== TASK REQUIREMENTS ==
Filter the data below for the string "null" and copy each matching line.

----------------------------------------

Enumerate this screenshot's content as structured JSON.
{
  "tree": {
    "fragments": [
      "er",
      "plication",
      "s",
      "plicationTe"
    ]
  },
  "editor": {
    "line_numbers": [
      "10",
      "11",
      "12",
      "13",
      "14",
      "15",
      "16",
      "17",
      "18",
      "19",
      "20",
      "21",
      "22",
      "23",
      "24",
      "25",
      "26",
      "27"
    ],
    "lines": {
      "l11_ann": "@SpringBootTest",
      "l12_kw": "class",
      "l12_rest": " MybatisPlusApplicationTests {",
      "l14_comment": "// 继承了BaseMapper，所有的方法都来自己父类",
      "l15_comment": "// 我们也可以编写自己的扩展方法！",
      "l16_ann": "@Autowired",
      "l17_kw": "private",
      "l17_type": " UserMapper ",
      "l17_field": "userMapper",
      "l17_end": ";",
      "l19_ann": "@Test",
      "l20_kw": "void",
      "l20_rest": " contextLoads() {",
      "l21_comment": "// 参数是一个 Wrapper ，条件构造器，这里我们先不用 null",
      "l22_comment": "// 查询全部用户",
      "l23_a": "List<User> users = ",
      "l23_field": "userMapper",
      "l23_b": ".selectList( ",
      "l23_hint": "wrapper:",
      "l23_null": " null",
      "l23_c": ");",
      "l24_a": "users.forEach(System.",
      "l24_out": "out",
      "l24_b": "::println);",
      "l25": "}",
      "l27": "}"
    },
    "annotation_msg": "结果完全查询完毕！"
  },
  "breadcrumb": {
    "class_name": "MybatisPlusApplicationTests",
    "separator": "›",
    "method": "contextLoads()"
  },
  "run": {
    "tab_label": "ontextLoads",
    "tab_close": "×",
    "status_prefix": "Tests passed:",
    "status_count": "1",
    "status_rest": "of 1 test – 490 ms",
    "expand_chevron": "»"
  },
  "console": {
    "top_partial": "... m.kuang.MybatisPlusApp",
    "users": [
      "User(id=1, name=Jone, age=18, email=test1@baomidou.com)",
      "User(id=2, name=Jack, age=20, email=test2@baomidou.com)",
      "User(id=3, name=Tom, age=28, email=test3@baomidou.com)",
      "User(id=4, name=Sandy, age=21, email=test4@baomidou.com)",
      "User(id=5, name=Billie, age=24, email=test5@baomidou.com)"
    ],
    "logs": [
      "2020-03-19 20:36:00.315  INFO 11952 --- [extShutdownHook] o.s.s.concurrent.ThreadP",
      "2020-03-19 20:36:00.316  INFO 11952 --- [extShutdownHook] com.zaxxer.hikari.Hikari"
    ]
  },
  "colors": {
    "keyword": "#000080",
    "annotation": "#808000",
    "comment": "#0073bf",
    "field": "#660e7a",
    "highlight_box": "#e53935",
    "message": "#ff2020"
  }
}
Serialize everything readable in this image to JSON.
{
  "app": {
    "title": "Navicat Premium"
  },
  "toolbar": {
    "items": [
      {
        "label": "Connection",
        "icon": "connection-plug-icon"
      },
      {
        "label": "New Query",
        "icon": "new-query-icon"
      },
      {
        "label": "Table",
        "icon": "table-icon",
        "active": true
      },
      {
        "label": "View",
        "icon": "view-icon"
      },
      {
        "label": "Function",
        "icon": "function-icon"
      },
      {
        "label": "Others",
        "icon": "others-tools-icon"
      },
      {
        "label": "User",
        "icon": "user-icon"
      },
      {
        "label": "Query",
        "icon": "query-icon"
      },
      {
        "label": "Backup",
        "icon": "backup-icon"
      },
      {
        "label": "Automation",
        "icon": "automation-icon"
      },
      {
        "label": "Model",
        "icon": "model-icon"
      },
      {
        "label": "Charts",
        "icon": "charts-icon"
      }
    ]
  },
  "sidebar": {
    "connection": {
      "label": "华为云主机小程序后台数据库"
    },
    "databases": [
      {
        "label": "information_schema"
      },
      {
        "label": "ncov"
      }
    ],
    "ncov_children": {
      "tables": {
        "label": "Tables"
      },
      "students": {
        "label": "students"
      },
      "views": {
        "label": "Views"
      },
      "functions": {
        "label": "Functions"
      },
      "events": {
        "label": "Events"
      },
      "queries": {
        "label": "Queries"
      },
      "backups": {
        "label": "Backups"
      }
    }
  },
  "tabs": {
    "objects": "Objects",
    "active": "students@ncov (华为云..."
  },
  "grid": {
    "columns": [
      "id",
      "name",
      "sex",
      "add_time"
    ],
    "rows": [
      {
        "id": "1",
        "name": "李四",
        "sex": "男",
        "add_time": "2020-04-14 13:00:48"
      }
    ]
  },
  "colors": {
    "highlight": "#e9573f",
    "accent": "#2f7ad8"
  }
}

----------------------------------------

== ANSWER IN FULL ==
      "l21_comment": "// 参数是一个 Wrapper ，条件构造器，这里我们先不用 null",
      "l23_null": " null",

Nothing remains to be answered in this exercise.